**Instructions to follow:**
Count the lines in the items below that contain the string "cardiaque", matching case exactly, and reply with the number alone.

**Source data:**
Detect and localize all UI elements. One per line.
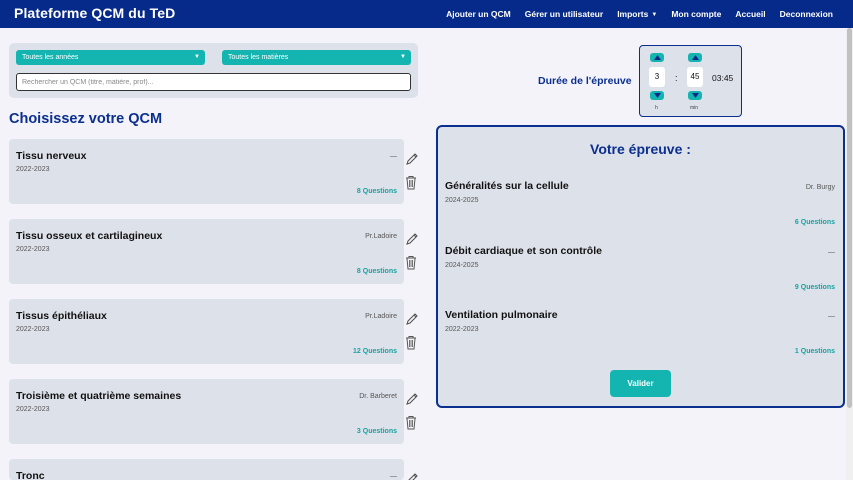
epreuve-item-prof: — [828,249,835,256]
filter-panel: Toutes les années ▼ Toutes les matières … [9,43,418,98]
edit-pencil-icon[interactable] [405,392,419,406]
epreuve-item-prof: Dr. Burgy [805,184,835,191]
epreuve-item-year: 2024-2025 [445,197,479,204]
triangle-up-icon [653,55,661,60]
hours-unit: h [655,105,658,111]
epreuve-item-year: 2022-2023 [445,326,479,333]
epreuve-item-name: Ventilation pulmonaire [445,309,558,321]
hours-value[interactable]: 3 [649,67,665,87]
top-navbar: Plateforme QCM du TeD Ajouter un QCM Gér… [0,0,853,28]
qcm-card[interactable]: Tissus épithéliaux 2022-2023 Pr.Ladoire … [9,299,404,364]
edit-pencil-icon[interactable] [405,472,419,480]
qcm-card[interactable]: Troisième et quatrième semaines 2022-202… [9,379,404,444]
search-input[interactable] [16,73,411,91]
validate-button[interactable]: Valider [610,370,671,397]
section-title: Choisissez votre QCM [9,111,163,127]
qcm-prof: Pr.Ladoire [365,233,397,240]
triangle-down-icon [653,93,661,98]
nav-add-qcm[interactable]: Ajouter un QCM [446,9,511,19]
qcm-question-count: 8 Questions [356,268,397,275]
nav-logout[interactable]: Deconnexion [780,9,833,19]
edit-pencil-icon[interactable] [405,152,419,166]
scrollbar-thumb[interactable] [847,28,852,408]
qcm-prof: — [390,473,397,480]
duration-picker: 3 h : 45 min 03:45 [639,45,742,117]
minutes-decrement-button[interactable] [688,91,702,100]
nav-imports-dropdown[interactable]: Imports ▼ [617,9,657,19]
minutes-unit: min [690,105,699,111]
qcm-name: Tissu nerveux [16,150,87,162]
epreuve-item[interactable]: Débit cardiaque et son contrôle 2024-202… [438,245,843,305]
qcm-question-count: 12 Questions [353,348,397,355]
qcm-card[interactable]: Tissu osseux et cartilagineux 2022-2023 … [9,219,404,284]
qcm-prof: Dr. Barberet [359,393,397,400]
minutes-increment-button[interactable] [688,53,702,62]
brand-title[interactable]: Plateforme QCM du TeD [14,5,175,21]
nav-links: Ajouter un QCM Gérer un utilisateur Impo… [446,0,833,28]
time-separator: : [675,73,678,83]
qcm-name: Tissu osseux et cartilagineux [16,230,163,242]
epreuve-item[interactable]: Ventilation pulmonaire 2022-2023 — 1 Que… [438,309,843,369]
subject-select[interactable]: Toutes les matières ▼ [222,50,411,65]
total-duration: 03:45 [712,73,734,83]
epreuve-item-year: 2024-2025 [445,262,479,269]
minutes-value[interactable]: 45 [687,67,703,87]
year-select-value: Toutes les années [22,54,79,61]
edit-pencil-icon[interactable] [405,232,419,246]
triangle-down-icon [691,93,699,98]
qcm-year: 2022-2023 [16,326,50,333]
epreuve-title: Votre épreuve : [590,141,691,157]
qcm-prof: Pr.Ladoire [365,313,397,320]
qcm-card[interactable]: Tissu nerveux 2022-2023 — 8 Questions [9,139,404,204]
qcm-question-count: 3 Questions [356,428,397,435]
trash-icon[interactable] [404,414,418,430]
qcm-name: Tronc [16,470,45,480]
chevron-down-icon: ▼ [194,54,200,60]
qcm-year: 2022-2023 [16,406,50,413]
triangle-up-icon [691,55,699,60]
qcm-name: Troisième et quatrième semaines [16,390,182,402]
chevron-down-icon: ▼ [400,54,406,60]
epreuve-item-name: Généralités sur la cellule [445,180,569,192]
nav-home[interactable]: Accueil [735,9,765,19]
trash-icon[interactable] [404,174,418,190]
qcm-question-count: 8 Questions [356,188,397,195]
page-scrollbar[interactable] [846,28,853,480]
year-select[interactable]: Toutes les années ▼ [16,50,205,65]
epreuve-item-count: 6 Questions [794,219,835,226]
epreuve-item-count: 9 Questions [794,284,835,291]
qcm-name: Tissus épithéliaux [16,310,107,322]
edit-pencil-icon[interactable] [405,312,419,326]
hours-increment-button[interactable] [650,53,664,62]
qcm-prof: — [390,153,397,160]
epreuve-item[interactable]: Généralités sur la cellule 2024-2025 Dr.… [438,180,843,240]
trash-icon[interactable] [404,334,418,350]
nav-manage-user[interactable]: Gérer un utilisateur [525,9,603,19]
qcm-year: 2022-2023 [16,246,50,253]
subject-select-value: Toutes les matières [228,54,289,61]
trash-icon[interactable] [404,254,418,270]
qcm-year: 2022-2023 [16,166,50,173]
nav-imports-label: Imports [617,9,649,19]
qcm-card[interactable]: Tronc — [9,459,404,480]
duration-label: Durée de l'épreuve [538,75,632,87]
epreuve-item-name: Débit cardiaque et son contrôle [445,245,602,257]
hours-decrement-button[interactable] [650,91,664,100]
epreuve-item-prof: — [828,313,835,320]
caret-down-icon: ▼ [651,12,658,18]
nav-my-account[interactable]: Mon compte [671,9,721,19]
epreuve-panel: Votre épreuve : Généralités sur la cellu… [436,125,845,408]
epreuve-item-count: 1 Questions [794,348,835,355]
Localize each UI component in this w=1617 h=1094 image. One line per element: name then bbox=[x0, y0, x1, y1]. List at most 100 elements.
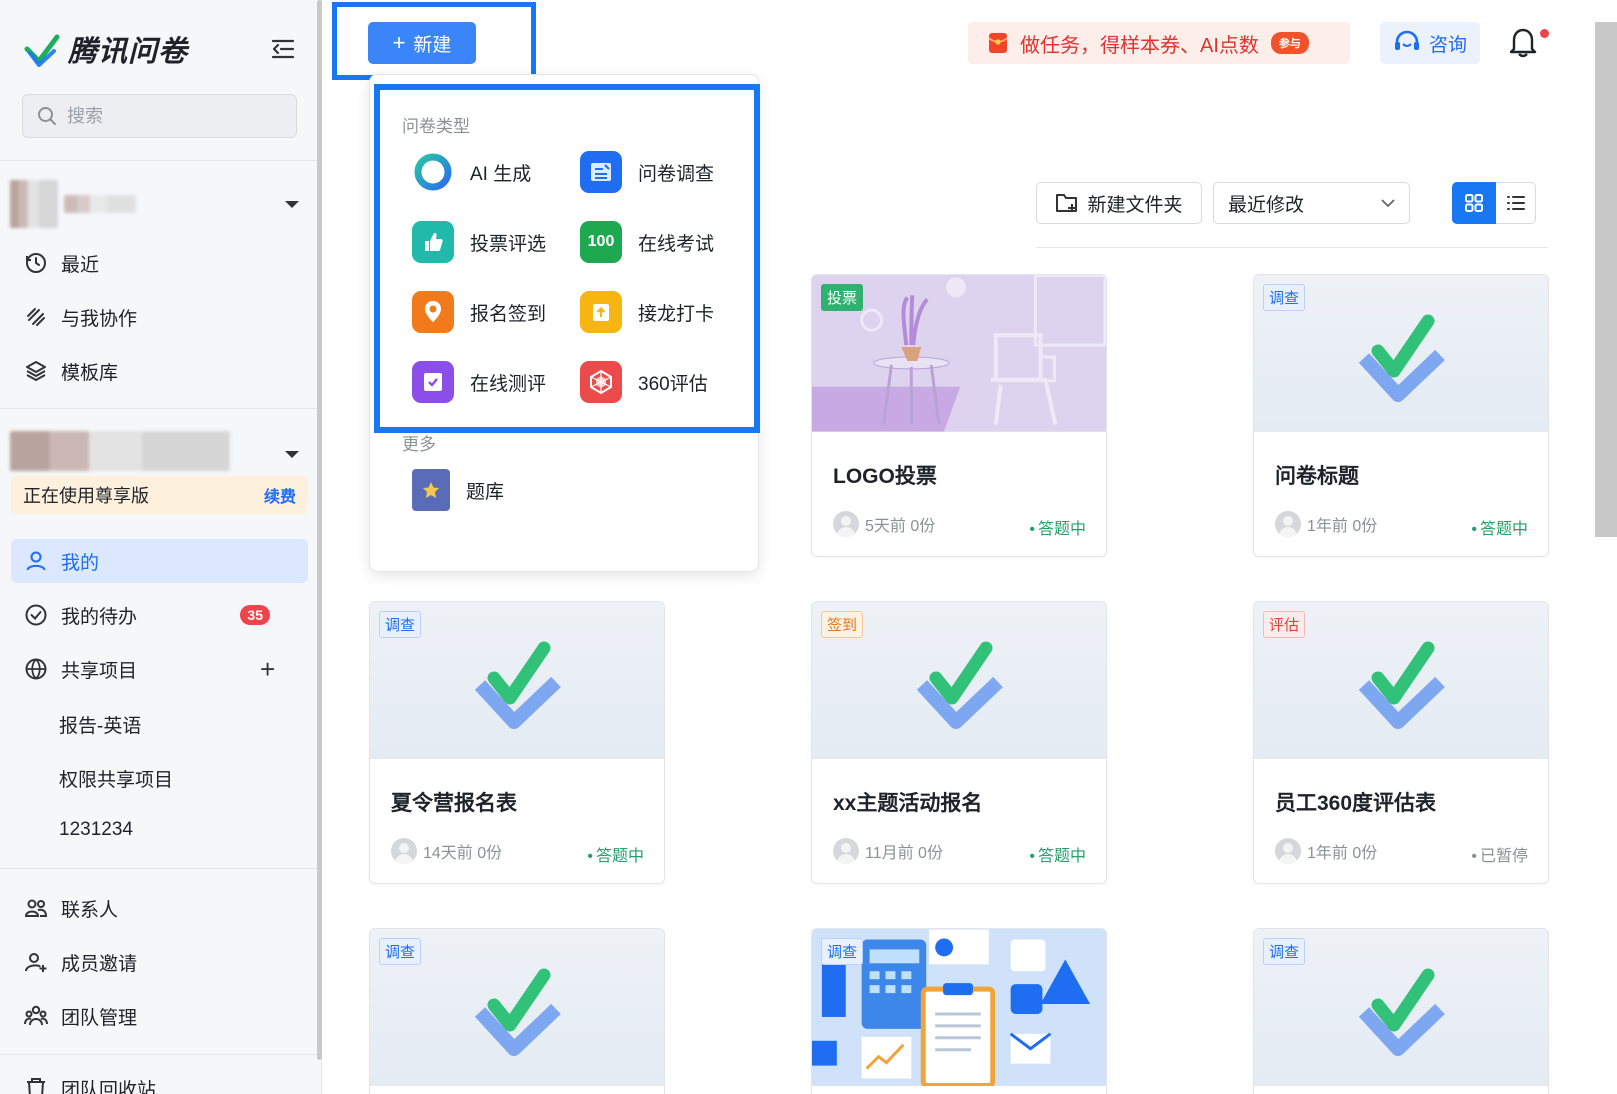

**Reply to the exercise:**
2